===== Supplied records =====

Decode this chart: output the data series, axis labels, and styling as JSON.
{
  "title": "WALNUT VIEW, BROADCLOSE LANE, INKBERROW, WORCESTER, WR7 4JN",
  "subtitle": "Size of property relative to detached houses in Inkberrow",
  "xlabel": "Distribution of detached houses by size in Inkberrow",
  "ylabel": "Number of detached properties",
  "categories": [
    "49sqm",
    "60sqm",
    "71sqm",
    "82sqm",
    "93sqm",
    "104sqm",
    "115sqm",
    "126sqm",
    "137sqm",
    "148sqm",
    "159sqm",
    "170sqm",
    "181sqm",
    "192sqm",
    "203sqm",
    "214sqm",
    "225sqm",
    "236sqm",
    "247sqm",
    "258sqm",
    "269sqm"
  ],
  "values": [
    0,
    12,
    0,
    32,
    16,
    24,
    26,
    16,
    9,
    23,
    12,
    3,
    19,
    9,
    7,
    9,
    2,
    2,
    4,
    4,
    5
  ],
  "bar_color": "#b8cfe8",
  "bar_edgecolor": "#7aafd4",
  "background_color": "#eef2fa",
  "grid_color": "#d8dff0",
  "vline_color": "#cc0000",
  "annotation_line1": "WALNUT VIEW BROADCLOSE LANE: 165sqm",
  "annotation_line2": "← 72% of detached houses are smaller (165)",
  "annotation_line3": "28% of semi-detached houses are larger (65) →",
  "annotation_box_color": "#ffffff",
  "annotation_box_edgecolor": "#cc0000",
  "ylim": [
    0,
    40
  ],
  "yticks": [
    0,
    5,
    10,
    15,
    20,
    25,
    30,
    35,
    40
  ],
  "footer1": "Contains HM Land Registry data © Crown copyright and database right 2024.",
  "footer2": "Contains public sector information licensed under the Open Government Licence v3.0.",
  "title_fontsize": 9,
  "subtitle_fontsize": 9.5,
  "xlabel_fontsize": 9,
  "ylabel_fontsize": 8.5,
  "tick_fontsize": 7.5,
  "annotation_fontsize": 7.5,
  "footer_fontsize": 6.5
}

=====

→ **Directive**:
Using the material above, print every entry exactly as written.

→ **Task answer**:
Decode this chart: output the data series, axis labels, and styling as JSON.
{
  "title": "WALNUT VIEW, BROADCLOSE LANE, INKBERROW, WORCESTER, WR7 4JN",
  "subtitle": "Size of property relative to detached houses in Inkberrow",
  "xlabel": "Distribution of detached houses by size in Inkberrow",
  "ylabel": "Number of detached properties",
  "categories": [
    "49sqm",
    "60sqm",
    "71sqm",
    "82sqm",
    "93sqm",
    "104sqm",
    "115sqm",
    "126sqm",
    "137sqm",
    "148sqm",
    "159sqm",
    "170sqm",
    "181sqm",
    "192sqm",
    "203sqm",
    "214sqm",
    "225sqm",
    "236sqm",
    "247sqm",
    "258sqm",
    "269sqm"
  ],
  "values": [
    0,
    12,
    0,
    32,
    16,
    24,
    26,
    16,
    9,
    23,
    12,
    3,
    19,
    9,
    7,
    9,
    2,
    2,
    4,
    4,
    5
  ],
  "bar_color": "#b8cfe8",
  "bar_edgecolor": "#7aafd4",
  "background_color": "#eef2fa",
  "grid_color": "#d8dff0",
  "vline_color": "#cc0000",
  "annotation_line1": "WALNUT VIEW BROADCLOSE LANE: 165sqm",
  "annotation_line2": "← 72% of detached houses are smaller (165)",
  "annotation_line3": "28% of semi-detached houses are larger (65) →",
  "annotation_box_color": "#ffffff",
  "annotation_box_edgecolor": "#cc0000",
  "ylim": [
    0,
    40
  ],
  "yticks": [
    0,
    5,
    10,
    15,
    20,
    25,
    30,
    35,
    40
  ],
  "footer1": "Contains HM Land Registry data © Crown copyright and database right 2024.",
  "footer2": "Contains public sector information licensed under the Open Government Licence v3.0.",
  "title_fontsize": 9,
  "subtitle_fontsize": 9.5,
  "xlabel_fontsize": 9,
  "ylabel_fontsize": 8.5,
  "tick_fontsize": 7.5,
  "annotation_fontsize": 7.5,
  "footer_fontsize": 6.5
}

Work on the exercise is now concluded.